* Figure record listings

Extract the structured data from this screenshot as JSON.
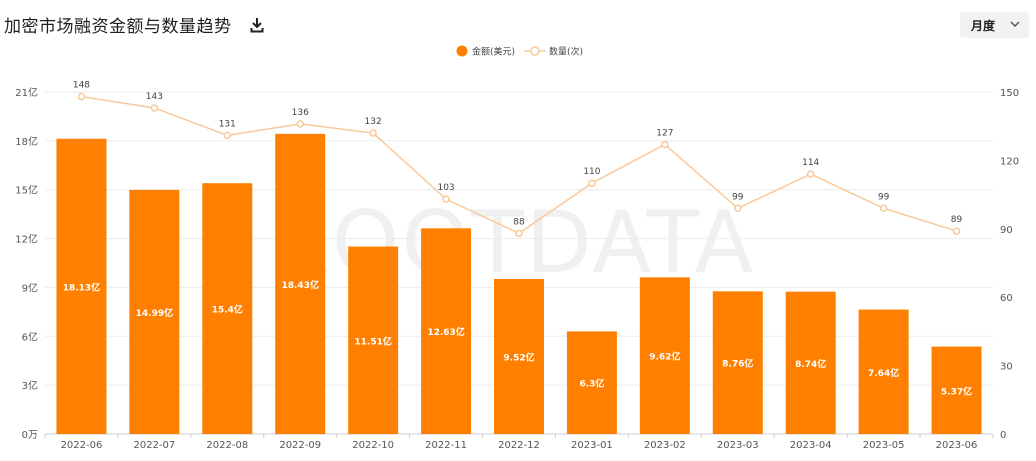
{
  "header": {
    "title": "加密市场融资金额与数量趋势",
    "period": "月度",
    "download_icon": "download-icon",
    "chevron_icon": "chevron-down-icon"
  },
  "watermark": "ROOTDATA",
  "colors": {
    "bar": "#ff8000",
    "line": "#f8c99a",
    "grid": "#ececec",
    "axis": "#cccccc"
  },
  "chart_data": {
    "type": "bar",
    "categories": [
      "2022-06",
      "2022-07",
      "2022-08",
      "2022-09",
      "2022-10",
      "2022-11",
      "2022-12",
      "2023-01",
      "2023-02",
      "2023-03",
      "2023-04",
      "2023-05",
      "2023-06"
    ],
    "series": [
      {
        "name": "金额(美元)",
        "type": "bar",
        "axis": "left",
        "values": [
          18.13,
          14.99,
          15.4,
          18.43,
          11.51,
          12.63,
          9.52,
          6.3,
          9.62,
          8.76,
          8.74,
          7.64,
          5.37
        ],
        "labels": [
          "18.13亿",
          "14.99亿",
          "15.4亿",
          "18.43亿",
          "11.51亿",
          "12.63亿",
          "9.52亿",
          "6.3亿",
          "9.62亿",
          "8.76亿",
          "8.74亿",
          "7.64亿",
          "5.37亿"
        ]
      },
      {
        "name": "数量(次)",
        "type": "line",
        "axis": "right",
        "values": [
          148,
          143,
          131,
          136,
          132,
          103,
          88,
          110,
          127,
          99,
          114,
          99,
          89
        ]
      }
    ],
    "y_left": {
      "ylim": [
        0,
        21
      ],
      "ticks": [
        "0万",
        "3亿",
        "6亿",
        "9亿",
        "12亿",
        "15亿",
        "18亿",
        "21亿"
      ]
    },
    "y_right": {
      "ylim": [
        0,
        150
      ],
      "ticks": [
        "0",
        "30",
        "60",
        "90",
        "120",
        "150"
      ]
    },
    "legend_position": "top-center",
    "grid": true
  }
}
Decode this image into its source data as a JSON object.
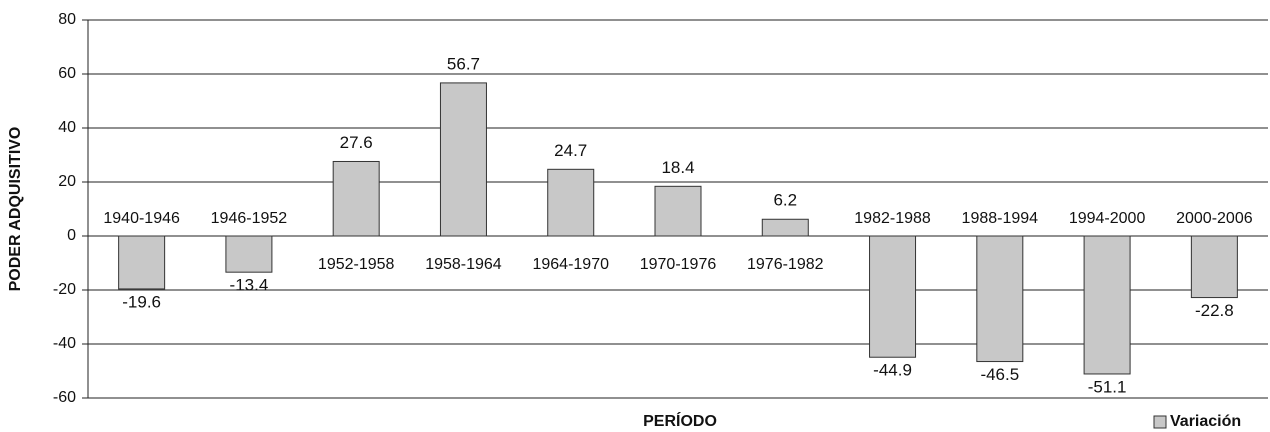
{
  "chart_data": {
    "type": "bar",
    "x_label": "PERÍODO",
    "y_label": "PODER ADQUISITIVO",
    "categories": [
      "1940-1946",
      "1946-1952",
      "1952-1958",
      "1958-1964",
      "1964-1970",
      "1970-1976",
      "1976-1982",
      "1982-1988",
      "1988-1994",
      "1994-2000",
      "2000-2006"
    ],
    "series": [
      {
        "name": "Variación",
        "color": "#c8c8c8",
        "values": [
          -19.6,
          -13.4,
          27.6,
          56.7,
          24.7,
          18.4,
          6.2,
          -44.9,
          -46.5,
          -51.1,
          -22.8
        ]
      }
    ],
    "ylim": [
      -60,
      80
    ],
    "yticks": [
      -60,
      -40,
      -20,
      0,
      20,
      40,
      60,
      80
    ],
    "grid": true,
    "legend": "bottom-right"
  }
}
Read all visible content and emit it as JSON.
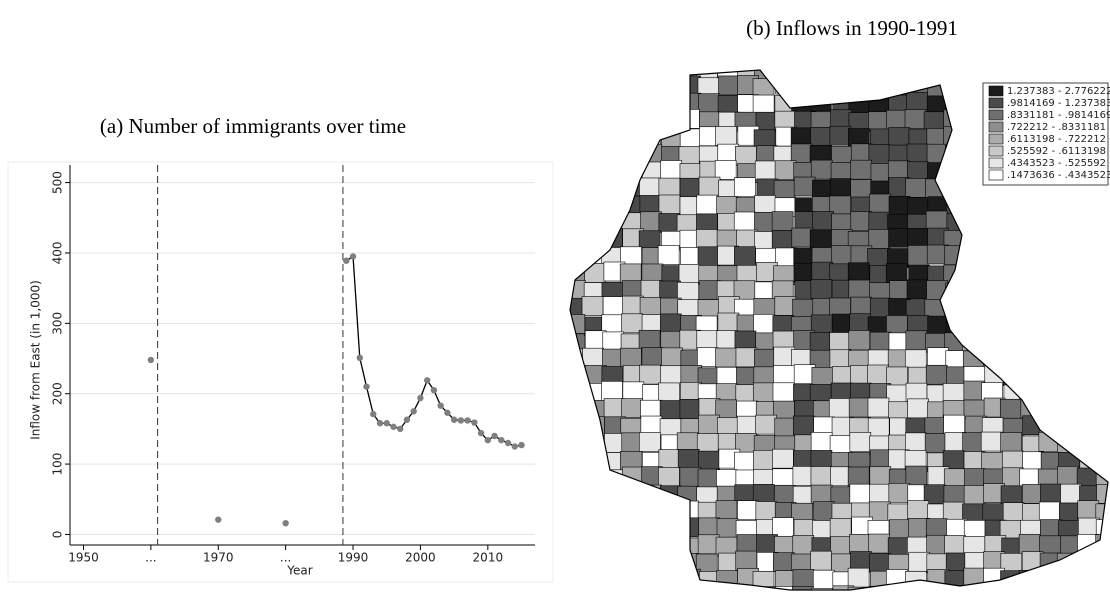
{
  "chart_data": [
    {
      "type": "line",
      "title": "(a) Number of immigrants over time",
      "x_label": "Year",
      "y_label": "Inflow from East (in 1,000)",
      "xlim": [
        1948,
        2017
      ],
      "ylim": [
        -15,
        525
      ],
      "xticks": [
        1950,
        {
          "value": 1960,
          "label": "..."
        },
        1970,
        {
          "value": 1980,
          "label": "..."
        },
        1990,
        2000,
        2010
      ],
      "yticks": [
        0,
        100,
        200,
        300,
        400,
        500
      ],
      "grid": true,
      "vlines": [
        1961,
        1988.5
      ],
      "series": [
        {
          "color": "#7f7f7f",
          "line": false,
          "x": [
            1960,
            1970,
            1980
          ],
          "values": [
            248,
            21,
            16
          ]
        },
        {
          "color": "#7f7f7f",
          "line_color": "#000000",
          "line": true,
          "x": [
            1989,
            1990,
            1991,
            1992,
            1993,
            1994,
            1995,
            1996,
            1997,
            1998,
            1999,
            2000,
            2001,
            2002,
            2003,
            2004,
            2005,
            2006,
            2007,
            2008,
            2009,
            2010,
            2011,
            2012,
            2013,
            2014,
            2015
          ],
          "values": [
            389,
            395,
            251,
            210,
            171,
            158,
            158,
            153,
            150,
            163,
            175,
            194,
            219,
            205,
            183,
            173,
            163,
            162,
            162,
            159,
            144,
            134,
            140,
            134,
            130,
            125,
            127
          ]
        }
      ]
    },
    {
      "type": "map",
      "title": "(b) Inflows in 1990-1991",
      "legend": [
        {
          "label": "1.237383 - 2.776222",
          "color": "#1c1c1c"
        },
        {
          "label": ".9814169 - 1.237383",
          "color": "#4a4a4a"
        },
        {
          "label": ".8331181 - .9814169",
          "color": "#707070"
        },
        {
          "label": ".722212 - .8331181",
          "color": "#8e8e8e"
        },
        {
          "label": ".6113198 - .722212",
          "color": "#ababab"
        },
        {
          "label": ".525592 - .6113198",
          "color": "#c9c9c9"
        },
        {
          "label": ".4343523 - .525592",
          "color": "#e6e6e6"
        },
        {
          "label": ".1473636 - .4343523",
          "color": "#ffffff"
        }
      ]
    }
  ]
}
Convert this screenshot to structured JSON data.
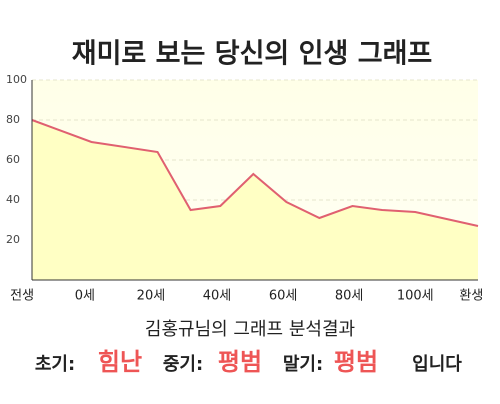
{
  "chart_data": {
    "type": "line",
    "title": "재미로 보는 당신의 인생 그래프",
    "x": [
      -16,
      2,
      22,
      32,
      41,
      51,
      61,
      71,
      81,
      90,
      100,
      119
    ],
    "series": [
      {
        "color": "#e06070",
        "values": [
          80,
          69,
          64,
          35,
          37,
          53,
          39,
          31,
          37,
          35,
          34,
          27
        ]
      }
    ],
    "fill": "#ffffc4",
    "xlim": [
      -16,
      119
    ],
    "xticks": [
      {
        "value": -19,
        "label": "전생"
      },
      {
        "value": 0,
        "label": "0세"
      },
      {
        "value": 20,
        "label": "20세"
      },
      {
        "value": 40,
        "label": "40세"
      },
      {
        "value": 60,
        "label": "60세"
      },
      {
        "value": 80,
        "label": "80세"
      },
      {
        "value": 100,
        "label": "100세"
      },
      {
        "value": 117,
        "label": "환생"
      }
    ],
    "ylim": [
      0,
      100
    ],
    "yticks": [
      20,
      40,
      60,
      80,
      100
    ],
    "grid": true
  },
  "result": {
    "heading": "김홍규님의 그래프 분석결과",
    "items": [
      {
        "label": "초기:",
        "value": "힘난"
      },
      {
        "label": "중기:",
        "value": "평범"
      },
      {
        "label": "말기:",
        "value": "평범"
      }
    ],
    "suffix": "입니다"
  }
}
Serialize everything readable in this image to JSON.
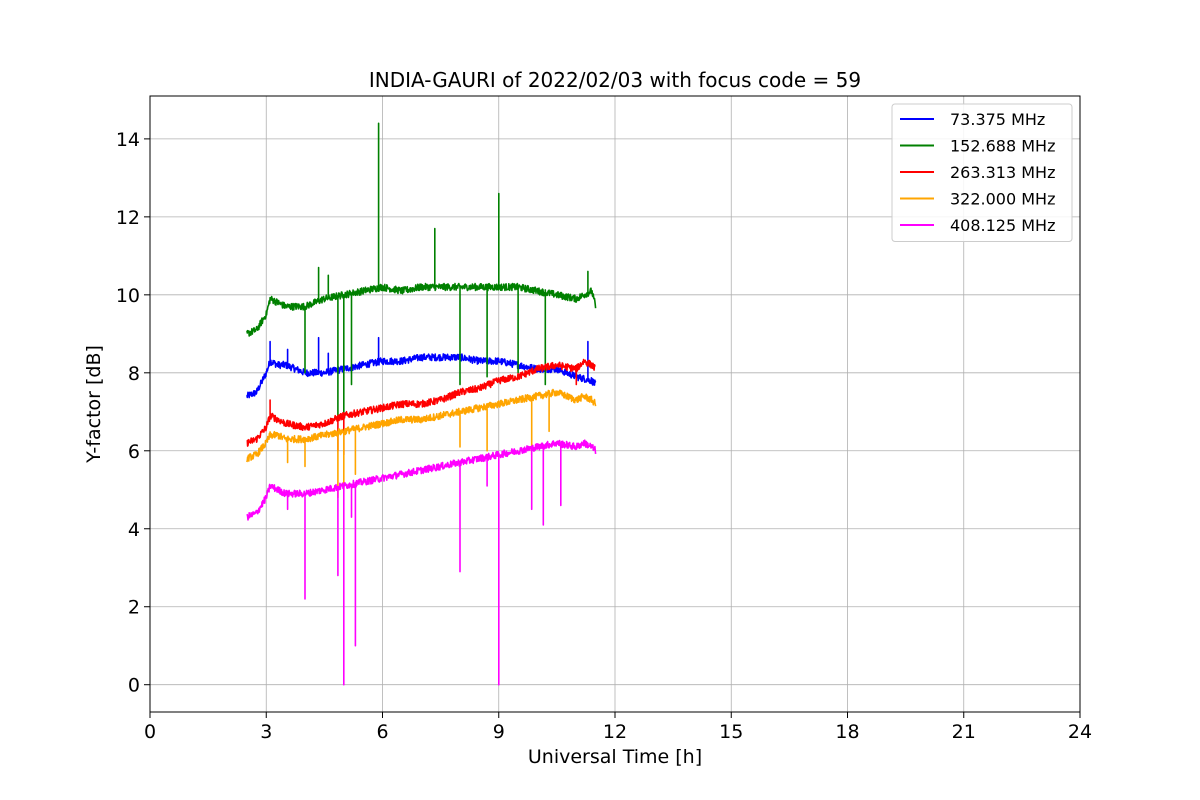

* WORK TO BE COMPLETED
Repeat the lines above exactly, and keep every picture out.

* RESULT
Extract the structured data from this screenshot as JSON.
{
  "header": {
    "title": "加密市场融资金额与数量趋势",
    "period": "月度",
    "download_icon": "download-icon",
    "chevron_icon": "chevron-down-icon"
  },
  "watermark": "ROOTDATA",
  "colors": {
    "bar": "#ff8000",
    "line": "#f8c99a",
    "grid": "#ececec",
    "axis": "#cccccc"
  },
  "chart_data": {
    "type": "bar",
    "categories": [
      "2022-06",
      "2022-07",
      "2022-08",
      "2022-09",
      "2022-10",
      "2022-11",
      "2022-12",
      "2023-01",
      "2023-02",
      "2023-03",
      "2023-04",
      "2023-05",
      "2023-06"
    ],
    "series": [
      {
        "name": "金额(美元)",
        "type": "bar",
        "axis": "left",
        "values": [
          18.13,
          14.99,
          15.4,
          18.43,
          11.51,
          12.63,
          9.52,
          6.3,
          9.62,
          8.76,
          8.74,
          7.64,
          5.37
        ],
        "labels": [
          "18.13亿",
          "14.99亿",
          "15.4亿",
          "18.43亿",
          "11.51亿",
          "12.63亿",
          "9.52亿",
          "6.3亿",
          "9.62亿",
          "8.76亿",
          "8.74亿",
          "7.64亿",
          "5.37亿"
        ]
      },
      {
        "name": "数量(次)",
        "type": "line",
        "axis": "right",
        "values": [
          148,
          143,
          131,
          136,
          132,
          103,
          88,
          110,
          127,
          99,
          114,
          99,
          89
        ]
      }
    ],
    "y_left": {
      "ylim": [
        0,
        21
      ],
      "ticks": [
        "0万",
        "3亿",
        "6亿",
        "9亿",
        "12亿",
        "15亿",
        "18亿",
        "21亿"
      ]
    },
    "y_right": {
      "ylim": [
        0,
        150
      ],
      "ticks": [
        "0",
        "30",
        "60",
        "90",
        "120",
        "150"
      ]
    },
    "legend_position": "top-center",
    "grid": true
  }
}
Decode this image into its source data as a JSON object.
{
  "chart_data": {
    "type": "bar",
    "x_label": "PERÍODO",
    "y_label": "PODER ADQUISITIVO",
    "categories": [
      "1940-1946",
      "1946-1952",
      "1952-1958",
      "1958-1964",
      "1964-1970",
      "1970-1976",
      "1976-1982",
      "1982-1988",
      "1988-1994",
      "1994-2000",
      "2000-2006"
    ],
    "series": [
      {
        "name": "Variación",
        "color": "#c8c8c8",
        "values": [
          -19.6,
          -13.4,
          27.6,
          56.7,
          24.7,
          18.4,
          6.2,
          -44.9,
          -46.5,
          -51.1,
          -22.8
        ]
      }
    ],
    "ylim": [
      -60,
      80
    ],
    "yticks": [
      -60,
      -40,
      -20,
      0,
      20,
      40,
      60,
      80
    ],
    "grid": true,
    "legend": "bottom-right"
  }
}
Read all visible content and emit it as JSON.
{
  "chart_data": [
    {
      "type": "line",
      "title": "(a) Number of immigrants over time",
      "x_label": "Year",
      "y_label": "Inflow from East (in 1,000)",
      "xlim": [
        1948,
        2017
      ],
      "ylim": [
        -15,
        525
      ],
      "xticks": [
        1950,
        {
          "value": 1960,
          "label": "..."
        },
        1970,
        {
          "value": 1980,
          "label": "..."
        },
        1990,
        2000,
        2010
      ],
      "yticks": [
        0,
        100,
        200,
        300,
        400,
        500
      ],
      "grid": true,
      "vlines": [
        1961,
        1988.5
      ],
      "series": [
        {
          "color": "#7f7f7f",
          "line": false,
          "x": [
            1960,
            1970,
            1980
          ],
          "values": [
            248,
            21,
            16
          ]
        },
        {
          "color": "#7f7f7f",
          "line_color": "#000000",
          "line": true,
          "x": [
            1989,
            1990,
            1991,
            1992,
            1993,
            1994,
            1995,
            1996,
            1997,
            1998,
            1999,
            2000,
            2001,
            2002,
            2003,
            2004,
            2005,
            2006,
            2007,
            2008,
            2009,
            2010,
            2011,
            2012,
            2013,
            2014,
            2015
          ],
          "values": [
            389,
            395,
            251,
            210,
            171,
            158,
            158,
            153,
            150,
            163,
            175,
            194,
            219,
            205,
            183,
            173,
            163,
            162,
            162,
            159,
            144,
            134,
            140,
            134,
            130,
            125,
            127
          ]
        }
      ]
    },
    {
      "type": "map",
      "title": "(b) Inflows in 1990-1991",
      "legend": [
        {
          "label": "1.237383 - 2.776222",
          "color": "#1c1c1c"
        },
        {
          "label": ".9814169 - 1.237383",
          "color": "#4a4a4a"
        },
        {
          "label": ".8331181 - .9814169",
          "color": "#707070"
        },
        {
          "label": ".722212 - .8331181",
          "color": "#8e8e8e"
        },
        {
          "label": ".6113198 - .722212",
          "color": "#ababab"
        },
        {
          "label": ".525592 - .6113198",
          "color": "#c9c9c9"
        },
        {
          "label": ".4343523 - .525592",
          "color": "#e6e6e6"
        },
        {
          "label": ".1473636 - .4343523",
          "color": "#ffffff"
        }
      ]
    }
  ]
}
Convert this screenshot to structured JSON data.
{
  "chart_data": {
    "type": "line",
    "title": "재미로 보는 당신의 인생 그래프",
    "x": [
      -16,
      2,
      22,
      32,
      41,
      51,
      61,
      71,
      81,
      90,
      100,
      119
    ],
    "series": [
      {
        "color": "#e06070",
        "values": [
          80,
          69,
          64,
          35,
          37,
          53,
          39,
          31,
          37,
          35,
          34,
          27
        ]
      }
    ],
    "fill": "#ffffc4",
    "xlim": [
      -16,
      119
    ],
    "xticks": [
      {
        "value": -19,
        "label": "전생"
      },
      {
        "value": 0,
        "label": "0세"
      },
      {
        "value": 20,
        "label": "20세"
      },
      {
        "value": 40,
        "label": "40세"
      },
      {
        "value": 60,
        "label": "60세"
      },
      {
        "value": 80,
        "label": "80세"
      },
      {
        "value": 100,
        "label": "100세"
      },
      {
        "value": 117,
        "label": "환생"
      }
    ],
    "ylim": [
      0,
      100
    ],
    "yticks": [
      20,
      40,
      60,
      80,
      100
    ],
    "grid": true
  },
  "result": {
    "heading": "김홍규님의 그래프 분석결과",
    "items": [
      {
        "label": "초기:",
        "value": "힘난"
      },
      {
        "label": "중기:",
        "value": "평범"
      },
      {
        "label": "말기:",
        "value": "평범"
      }
    ],
    "suffix": "입니다"
  }
}
Serialize everything readable in this image to JSON.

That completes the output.